→ Goal of the exercise:
Copy the records from the start through the line containing "bar-2000-mexico — [711, 358, 737, 402]", replacing "mexico" with "mex" and leaving everything else unchanged.

→ Supplied records:
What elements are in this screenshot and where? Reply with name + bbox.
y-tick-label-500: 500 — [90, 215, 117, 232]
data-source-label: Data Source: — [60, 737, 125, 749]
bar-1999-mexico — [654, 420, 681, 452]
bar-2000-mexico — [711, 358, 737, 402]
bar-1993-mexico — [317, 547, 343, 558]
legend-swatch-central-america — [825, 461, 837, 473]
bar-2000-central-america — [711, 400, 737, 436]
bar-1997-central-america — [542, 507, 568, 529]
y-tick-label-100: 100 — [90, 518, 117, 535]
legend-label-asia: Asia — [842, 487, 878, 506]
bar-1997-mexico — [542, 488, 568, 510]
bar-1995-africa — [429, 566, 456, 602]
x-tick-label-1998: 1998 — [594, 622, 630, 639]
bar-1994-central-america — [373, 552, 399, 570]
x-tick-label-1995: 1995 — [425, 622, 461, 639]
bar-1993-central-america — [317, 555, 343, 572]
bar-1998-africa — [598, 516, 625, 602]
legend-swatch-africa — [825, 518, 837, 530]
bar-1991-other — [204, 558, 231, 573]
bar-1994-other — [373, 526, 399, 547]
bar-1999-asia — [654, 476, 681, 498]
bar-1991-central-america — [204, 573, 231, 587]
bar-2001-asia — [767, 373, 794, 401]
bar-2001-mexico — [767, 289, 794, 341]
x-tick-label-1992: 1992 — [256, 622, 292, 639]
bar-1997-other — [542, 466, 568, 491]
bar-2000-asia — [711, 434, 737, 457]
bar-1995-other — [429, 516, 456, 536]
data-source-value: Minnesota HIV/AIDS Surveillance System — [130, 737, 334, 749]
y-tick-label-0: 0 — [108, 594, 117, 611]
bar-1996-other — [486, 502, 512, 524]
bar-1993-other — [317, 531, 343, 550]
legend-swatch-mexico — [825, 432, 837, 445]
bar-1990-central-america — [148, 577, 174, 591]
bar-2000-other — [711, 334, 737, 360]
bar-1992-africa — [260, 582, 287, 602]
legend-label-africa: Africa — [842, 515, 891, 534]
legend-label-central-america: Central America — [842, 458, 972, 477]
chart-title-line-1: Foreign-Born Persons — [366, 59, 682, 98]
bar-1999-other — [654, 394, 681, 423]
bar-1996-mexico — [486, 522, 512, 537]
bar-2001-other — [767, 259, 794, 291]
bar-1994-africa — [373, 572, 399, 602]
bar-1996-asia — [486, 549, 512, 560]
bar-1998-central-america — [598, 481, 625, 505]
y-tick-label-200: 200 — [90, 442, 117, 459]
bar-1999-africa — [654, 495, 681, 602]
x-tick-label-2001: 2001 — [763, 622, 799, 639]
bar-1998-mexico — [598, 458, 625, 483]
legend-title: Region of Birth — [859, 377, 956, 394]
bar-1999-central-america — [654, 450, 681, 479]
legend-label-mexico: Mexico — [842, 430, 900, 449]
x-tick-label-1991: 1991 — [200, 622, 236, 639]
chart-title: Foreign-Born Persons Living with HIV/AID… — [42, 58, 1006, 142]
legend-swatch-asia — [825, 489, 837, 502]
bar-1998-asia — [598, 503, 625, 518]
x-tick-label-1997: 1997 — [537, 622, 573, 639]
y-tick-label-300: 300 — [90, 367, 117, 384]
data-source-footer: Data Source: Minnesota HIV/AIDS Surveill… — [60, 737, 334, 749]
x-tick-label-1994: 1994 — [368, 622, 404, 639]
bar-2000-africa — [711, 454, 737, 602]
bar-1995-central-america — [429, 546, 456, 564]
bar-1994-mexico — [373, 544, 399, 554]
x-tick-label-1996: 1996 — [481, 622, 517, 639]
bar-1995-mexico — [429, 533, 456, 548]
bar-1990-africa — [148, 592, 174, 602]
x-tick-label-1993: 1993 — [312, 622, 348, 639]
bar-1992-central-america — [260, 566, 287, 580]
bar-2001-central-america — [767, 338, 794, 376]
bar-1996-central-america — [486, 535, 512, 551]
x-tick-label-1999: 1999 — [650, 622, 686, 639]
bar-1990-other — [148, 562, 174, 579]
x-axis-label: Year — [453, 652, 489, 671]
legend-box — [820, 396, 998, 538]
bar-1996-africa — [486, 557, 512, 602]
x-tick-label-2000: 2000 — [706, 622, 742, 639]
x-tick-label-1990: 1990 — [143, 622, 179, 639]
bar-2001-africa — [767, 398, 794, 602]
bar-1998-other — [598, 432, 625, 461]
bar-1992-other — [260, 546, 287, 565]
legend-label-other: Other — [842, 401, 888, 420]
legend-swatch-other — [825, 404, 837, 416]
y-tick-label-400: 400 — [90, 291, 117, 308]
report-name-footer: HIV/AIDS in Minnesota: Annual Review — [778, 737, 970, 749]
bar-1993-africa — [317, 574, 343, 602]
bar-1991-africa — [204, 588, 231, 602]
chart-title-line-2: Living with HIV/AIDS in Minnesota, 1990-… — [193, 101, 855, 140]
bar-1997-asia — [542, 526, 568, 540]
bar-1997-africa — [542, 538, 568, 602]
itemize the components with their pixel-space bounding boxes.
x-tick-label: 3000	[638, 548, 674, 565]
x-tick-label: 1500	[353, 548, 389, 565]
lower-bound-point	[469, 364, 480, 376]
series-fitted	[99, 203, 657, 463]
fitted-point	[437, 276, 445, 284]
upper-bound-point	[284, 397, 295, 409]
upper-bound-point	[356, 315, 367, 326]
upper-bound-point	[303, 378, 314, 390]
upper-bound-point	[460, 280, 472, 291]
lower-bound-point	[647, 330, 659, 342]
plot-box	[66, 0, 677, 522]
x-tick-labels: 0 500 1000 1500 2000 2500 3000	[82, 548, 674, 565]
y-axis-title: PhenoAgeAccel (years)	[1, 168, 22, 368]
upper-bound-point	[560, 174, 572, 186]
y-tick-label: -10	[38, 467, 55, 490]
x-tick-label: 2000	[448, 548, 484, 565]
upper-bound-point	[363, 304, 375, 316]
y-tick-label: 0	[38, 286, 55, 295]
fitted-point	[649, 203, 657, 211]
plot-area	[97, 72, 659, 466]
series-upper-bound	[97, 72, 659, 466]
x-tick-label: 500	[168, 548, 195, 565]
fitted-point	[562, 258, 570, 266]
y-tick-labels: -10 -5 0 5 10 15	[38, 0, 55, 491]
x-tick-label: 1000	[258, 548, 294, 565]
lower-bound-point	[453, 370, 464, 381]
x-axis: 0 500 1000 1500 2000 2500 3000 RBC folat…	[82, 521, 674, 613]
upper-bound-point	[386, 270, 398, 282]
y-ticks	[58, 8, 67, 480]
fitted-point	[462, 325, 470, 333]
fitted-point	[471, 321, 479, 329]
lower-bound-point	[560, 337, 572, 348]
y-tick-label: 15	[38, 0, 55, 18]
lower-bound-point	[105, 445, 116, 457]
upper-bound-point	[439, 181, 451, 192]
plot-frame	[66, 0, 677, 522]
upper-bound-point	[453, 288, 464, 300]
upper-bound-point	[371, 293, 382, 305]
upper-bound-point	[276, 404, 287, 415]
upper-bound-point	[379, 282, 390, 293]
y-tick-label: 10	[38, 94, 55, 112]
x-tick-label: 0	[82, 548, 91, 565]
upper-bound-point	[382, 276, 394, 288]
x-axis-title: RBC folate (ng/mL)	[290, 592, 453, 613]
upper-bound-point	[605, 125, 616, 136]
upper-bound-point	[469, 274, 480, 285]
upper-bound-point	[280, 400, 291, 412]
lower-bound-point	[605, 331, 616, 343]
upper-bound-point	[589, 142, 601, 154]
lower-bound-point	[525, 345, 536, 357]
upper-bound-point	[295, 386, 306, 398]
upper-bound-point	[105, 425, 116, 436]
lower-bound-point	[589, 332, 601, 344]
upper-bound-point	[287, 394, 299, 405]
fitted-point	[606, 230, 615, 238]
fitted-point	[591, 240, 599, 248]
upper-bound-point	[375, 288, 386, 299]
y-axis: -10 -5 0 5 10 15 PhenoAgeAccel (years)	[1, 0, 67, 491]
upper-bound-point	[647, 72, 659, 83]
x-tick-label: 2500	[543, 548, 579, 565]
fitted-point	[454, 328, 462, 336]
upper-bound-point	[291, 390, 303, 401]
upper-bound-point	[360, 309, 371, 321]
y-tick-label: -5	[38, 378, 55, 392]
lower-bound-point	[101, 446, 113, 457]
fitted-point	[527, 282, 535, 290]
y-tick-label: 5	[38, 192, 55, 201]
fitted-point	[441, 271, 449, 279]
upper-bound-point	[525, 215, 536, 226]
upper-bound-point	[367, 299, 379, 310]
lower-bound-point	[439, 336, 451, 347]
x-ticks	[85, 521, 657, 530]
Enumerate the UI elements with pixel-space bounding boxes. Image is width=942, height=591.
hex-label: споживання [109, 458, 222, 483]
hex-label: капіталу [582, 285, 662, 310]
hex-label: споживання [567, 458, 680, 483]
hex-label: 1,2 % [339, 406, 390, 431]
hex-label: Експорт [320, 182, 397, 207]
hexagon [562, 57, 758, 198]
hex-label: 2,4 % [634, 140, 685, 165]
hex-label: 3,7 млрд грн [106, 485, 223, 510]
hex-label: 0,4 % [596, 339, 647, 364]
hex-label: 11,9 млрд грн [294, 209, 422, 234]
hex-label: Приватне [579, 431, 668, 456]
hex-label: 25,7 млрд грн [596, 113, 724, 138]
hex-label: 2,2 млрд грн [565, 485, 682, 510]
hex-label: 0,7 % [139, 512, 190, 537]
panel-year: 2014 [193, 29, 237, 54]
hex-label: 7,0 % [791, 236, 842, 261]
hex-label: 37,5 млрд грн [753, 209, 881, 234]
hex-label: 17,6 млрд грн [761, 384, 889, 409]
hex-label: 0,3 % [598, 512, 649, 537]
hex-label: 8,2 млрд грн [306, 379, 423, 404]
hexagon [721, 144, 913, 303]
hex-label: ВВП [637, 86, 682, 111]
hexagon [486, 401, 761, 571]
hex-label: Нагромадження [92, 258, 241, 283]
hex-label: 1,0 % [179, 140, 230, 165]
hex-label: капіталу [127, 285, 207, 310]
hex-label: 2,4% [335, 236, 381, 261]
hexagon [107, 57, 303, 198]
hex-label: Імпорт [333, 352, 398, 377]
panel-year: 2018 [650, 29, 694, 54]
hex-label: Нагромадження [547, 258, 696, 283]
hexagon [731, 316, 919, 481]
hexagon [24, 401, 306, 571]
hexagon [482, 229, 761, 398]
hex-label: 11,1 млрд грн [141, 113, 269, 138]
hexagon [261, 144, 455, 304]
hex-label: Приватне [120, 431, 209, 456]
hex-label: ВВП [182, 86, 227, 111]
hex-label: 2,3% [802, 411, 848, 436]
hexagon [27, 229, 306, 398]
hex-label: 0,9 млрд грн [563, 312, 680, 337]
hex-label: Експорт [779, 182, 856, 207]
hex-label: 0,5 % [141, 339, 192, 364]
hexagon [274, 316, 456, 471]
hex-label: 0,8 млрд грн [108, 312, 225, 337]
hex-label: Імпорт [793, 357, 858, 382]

→ Result:
What elements are in this screenshot and where? Reply with name + bbox.
y-tick-label-500: 500 — [90, 215, 117, 232]
data-source-label: Data Source: — [60, 737, 125, 749]
bar-1999-mex — [654, 420, 681, 452]
bar-2000-mex — [711, 358, 737, 402]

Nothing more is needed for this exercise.